Data records:
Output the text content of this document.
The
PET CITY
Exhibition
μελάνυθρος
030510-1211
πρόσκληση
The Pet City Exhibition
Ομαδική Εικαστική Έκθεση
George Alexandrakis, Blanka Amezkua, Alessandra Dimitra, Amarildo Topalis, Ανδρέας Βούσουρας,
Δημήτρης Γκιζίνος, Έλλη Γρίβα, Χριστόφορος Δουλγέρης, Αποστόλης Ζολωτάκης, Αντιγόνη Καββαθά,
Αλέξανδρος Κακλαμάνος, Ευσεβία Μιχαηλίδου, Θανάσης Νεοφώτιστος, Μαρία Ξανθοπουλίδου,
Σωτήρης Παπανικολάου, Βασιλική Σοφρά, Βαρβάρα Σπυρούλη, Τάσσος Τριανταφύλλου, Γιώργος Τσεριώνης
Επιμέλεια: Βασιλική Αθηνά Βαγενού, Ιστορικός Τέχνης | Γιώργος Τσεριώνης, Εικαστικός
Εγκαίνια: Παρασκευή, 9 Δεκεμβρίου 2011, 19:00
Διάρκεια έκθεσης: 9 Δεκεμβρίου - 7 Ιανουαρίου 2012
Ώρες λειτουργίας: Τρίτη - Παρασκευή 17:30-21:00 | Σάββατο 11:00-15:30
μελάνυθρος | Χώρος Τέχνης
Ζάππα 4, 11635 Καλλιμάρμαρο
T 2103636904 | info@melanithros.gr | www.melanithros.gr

*REQUIRED TASK:* Copy every line in the records above that contains the word "Παρασκευή".

*EXERCISE RESPONSE:*
Εγκαίνια: Παρασκευή, 9 Δεκεμβρίου 2011, 19:00
Ώρες λειτουργίας: Τρίτη - Παρασκευή 17:30-21:00 | Σάββατο 11:00-15:30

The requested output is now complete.